Stored data:
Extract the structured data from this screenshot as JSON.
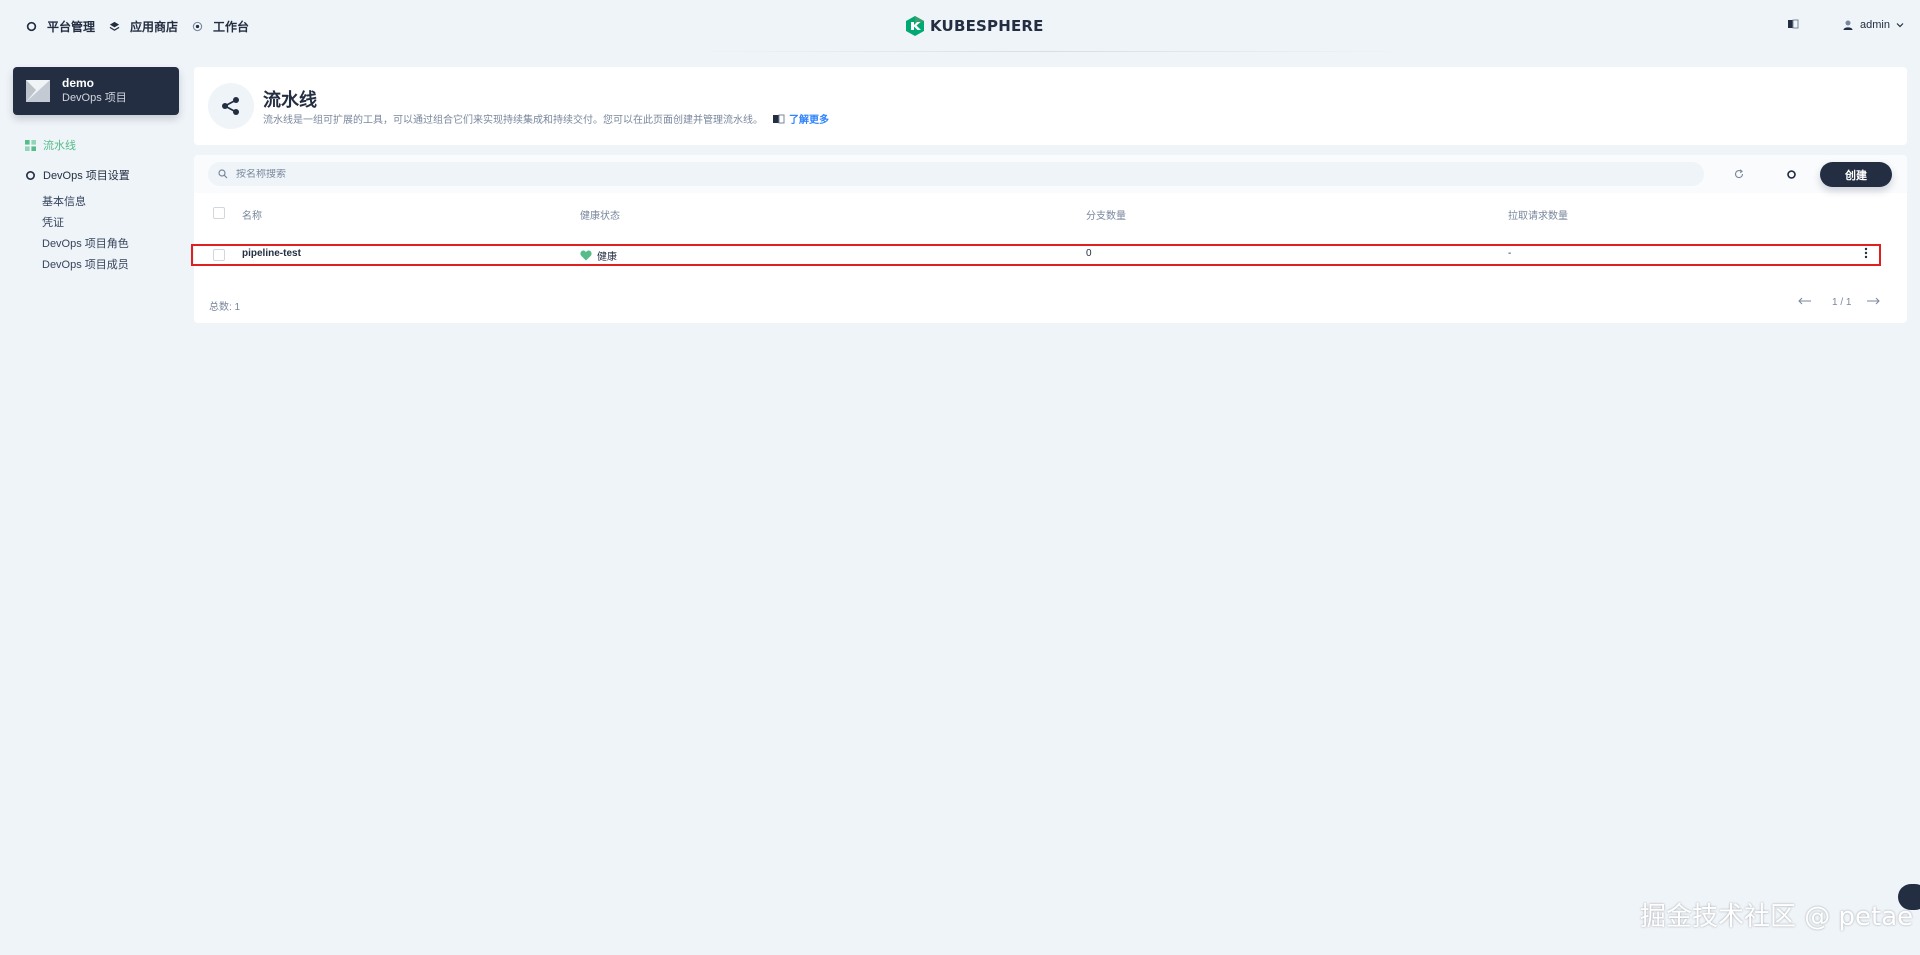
{
  "nav": {
    "items": [
      {
        "label": "平台管理",
        "icon": "gear-icon"
      },
      {
        "label": "应用商店",
        "icon": "stack-icon"
      },
      {
        "label": "工作台",
        "icon": "target-icon"
      }
    ],
    "logo_text": "KUBESPHERE",
    "user_name": "admin"
  },
  "project": {
    "name": "demo",
    "type": "DevOps 项目"
  },
  "sidebar": {
    "pipelines_label": "流水线",
    "settings_label": "DevOps 项目设置",
    "sub_items": [
      "基本信息",
      "凭证",
      "DevOps 项目角色",
      "DevOps 项目成员"
    ]
  },
  "header": {
    "title": "流水线",
    "description": "流水线是一组可扩展的工具，可以通过组合它们来实现持续集成和持续交付。您可以在此页面创建并管理流水线。",
    "learn_more": "了解更多"
  },
  "toolbar": {
    "search_placeholder": "按名称搜索",
    "create_label": "创建"
  },
  "table": {
    "columns": [
      "名称",
      "健康状态",
      "分支数量",
      "拉取请求数量"
    ],
    "rows": [
      {
        "name": "pipeline-test",
        "health": "健康",
        "branches": "0",
        "pull_requests": "-"
      }
    ]
  },
  "footer": {
    "total": "总数:  1",
    "page": "1 / 1"
  },
  "watermark": "掘金技术社区 @ petae",
  "colors": {
    "accent": "#55bc8a",
    "dark": "#242e42",
    "link": "#3385ff",
    "highlight": "#e02020"
  }
}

# Stated problem
Without the pictures, repeat all the records word for word.

# Written answer
Extract the structured data from this screenshot as JSON.
{
  "nav": {
    "items": [
      {
        "label": "平台管理",
        "icon": "gear-icon"
      },
      {
        "label": "应用商店",
        "icon": "stack-icon"
      },
      {
        "label": "工作台",
        "icon": "target-icon"
      }
    ],
    "logo_text": "KUBESPHERE",
    "user_name": "admin"
  },
  "project": {
    "name": "demo",
    "type": "DevOps 项目"
  },
  "sidebar": {
    "pipelines_label": "流水线",
    "settings_label": "DevOps 项目设置",
    "sub_items": [
      "基本信息",
      "凭证",
      "DevOps 项目角色",
      "DevOps 项目成员"
    ]
  },
  "header": {
    "title": "流水线",
    "description": "流水线是一组可扩展的工具，可以通过组合它们来实现持续集成和持续交付。您可以在此页面创建并管理流水线。",
    "learn_more": "了解更多"
  },
  "toolbar": {
    "search_placeholder": "按名称搜索",
    "create_label": "创建"
  },
  "table": {
    "columns": [
      "名称",
      "健康状态",
      "分支数量",
      "拉取请求数量"
    ],
    "rows": [
      {
        "name": "pipeline-test",
        "health": "健康",
        "branches": "0",
        "pull_requests": "-"
      }
    ]
  },
  "footer": {
    "total": "总数:  1",
    "page": "1 / 1"
  },
  "watermark": "掘金技术社区 @ petae",
  "colors": {
    "accent": "#55bc8a",
    "dark": "#242e42",
    "link": "#3385ff",
    "highlight": "#e02020"
  }
}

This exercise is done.